Do this: Which lines of the listing below contain the string "optical"? Copy each one in full, treating uppercase and lowercase as different.

Stored records:
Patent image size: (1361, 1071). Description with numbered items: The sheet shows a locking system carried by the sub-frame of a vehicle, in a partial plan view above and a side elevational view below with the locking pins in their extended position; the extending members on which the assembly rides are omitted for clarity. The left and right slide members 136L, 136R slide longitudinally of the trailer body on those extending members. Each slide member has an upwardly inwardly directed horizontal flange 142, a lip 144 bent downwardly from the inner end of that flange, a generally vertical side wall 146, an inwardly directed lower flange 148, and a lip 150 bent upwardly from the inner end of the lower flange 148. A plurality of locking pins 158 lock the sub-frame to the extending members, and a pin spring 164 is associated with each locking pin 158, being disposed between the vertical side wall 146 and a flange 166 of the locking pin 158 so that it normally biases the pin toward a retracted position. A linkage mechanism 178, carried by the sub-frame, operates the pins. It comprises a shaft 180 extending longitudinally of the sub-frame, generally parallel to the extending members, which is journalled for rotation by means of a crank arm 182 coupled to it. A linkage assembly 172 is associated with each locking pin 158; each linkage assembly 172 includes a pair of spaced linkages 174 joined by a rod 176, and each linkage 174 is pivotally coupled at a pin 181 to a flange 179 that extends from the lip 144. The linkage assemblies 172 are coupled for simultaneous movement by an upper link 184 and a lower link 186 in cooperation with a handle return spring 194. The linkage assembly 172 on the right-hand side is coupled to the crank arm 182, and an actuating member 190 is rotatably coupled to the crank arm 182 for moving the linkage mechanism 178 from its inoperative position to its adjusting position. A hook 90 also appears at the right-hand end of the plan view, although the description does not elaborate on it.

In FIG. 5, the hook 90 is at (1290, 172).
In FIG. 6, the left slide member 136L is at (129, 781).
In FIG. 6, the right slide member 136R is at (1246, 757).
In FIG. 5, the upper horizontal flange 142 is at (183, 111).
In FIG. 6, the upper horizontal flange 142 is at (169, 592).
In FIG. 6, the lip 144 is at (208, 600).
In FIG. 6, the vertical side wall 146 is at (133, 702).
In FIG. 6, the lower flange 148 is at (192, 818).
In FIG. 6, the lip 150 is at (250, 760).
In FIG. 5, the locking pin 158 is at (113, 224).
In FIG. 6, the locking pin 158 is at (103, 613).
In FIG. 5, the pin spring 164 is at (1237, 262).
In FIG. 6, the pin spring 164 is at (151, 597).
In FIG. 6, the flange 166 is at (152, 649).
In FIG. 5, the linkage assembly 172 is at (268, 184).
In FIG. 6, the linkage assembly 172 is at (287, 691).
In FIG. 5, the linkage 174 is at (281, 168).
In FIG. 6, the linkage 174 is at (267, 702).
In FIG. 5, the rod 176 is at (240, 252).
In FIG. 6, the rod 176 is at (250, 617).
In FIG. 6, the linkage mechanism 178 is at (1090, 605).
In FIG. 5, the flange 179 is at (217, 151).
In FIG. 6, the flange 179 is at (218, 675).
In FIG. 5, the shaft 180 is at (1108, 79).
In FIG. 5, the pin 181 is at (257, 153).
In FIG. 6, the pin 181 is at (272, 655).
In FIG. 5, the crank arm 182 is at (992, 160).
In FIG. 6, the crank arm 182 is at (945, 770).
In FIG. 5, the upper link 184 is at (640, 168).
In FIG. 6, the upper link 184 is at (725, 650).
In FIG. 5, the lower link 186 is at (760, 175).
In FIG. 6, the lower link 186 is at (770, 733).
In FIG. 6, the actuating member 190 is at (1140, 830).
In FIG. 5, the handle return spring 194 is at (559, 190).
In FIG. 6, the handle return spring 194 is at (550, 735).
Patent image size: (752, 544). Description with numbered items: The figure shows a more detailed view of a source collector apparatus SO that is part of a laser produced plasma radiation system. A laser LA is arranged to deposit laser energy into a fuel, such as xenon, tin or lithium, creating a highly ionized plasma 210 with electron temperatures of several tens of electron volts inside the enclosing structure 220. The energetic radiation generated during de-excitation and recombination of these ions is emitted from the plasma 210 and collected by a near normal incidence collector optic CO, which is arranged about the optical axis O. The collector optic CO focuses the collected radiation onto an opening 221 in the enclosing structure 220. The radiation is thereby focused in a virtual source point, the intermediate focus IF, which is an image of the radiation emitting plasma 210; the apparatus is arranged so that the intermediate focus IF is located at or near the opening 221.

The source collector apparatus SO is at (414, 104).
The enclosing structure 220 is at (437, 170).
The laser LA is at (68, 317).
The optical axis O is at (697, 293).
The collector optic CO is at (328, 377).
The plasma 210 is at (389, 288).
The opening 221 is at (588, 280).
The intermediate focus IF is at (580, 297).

Task result:
Patent image size: (752, 544). Description with numbered items: The figure shows a more detailed view of a source collector apparatus SO that is part of a laser produced plasma radiation system. A laser LA is arranged to deposit laser energy into a fuel, such as xenon, tin or lithium, creating a highly ionized plasma 210 with electron temperatures of several tens of electron volts inside the enclosing structure 220. The energetic radiation generated during de-excitation and recombination of these ions is emitted from the plasma 210 and collected by a near normal incidence collector optic CO, which is arranged about the optical axis O. The collector optic CO focuses the collected radiation onto an opening 221 in the enclosing structure 220. The radiation is thereby focused in a virtual source point, the intermediate focus IF, which is an image of the radiation emitting plasma 210; the apparatus is arranged so that the intermediate focus IF is located at or near the opening 221.
The optical axis O is at (697, 293).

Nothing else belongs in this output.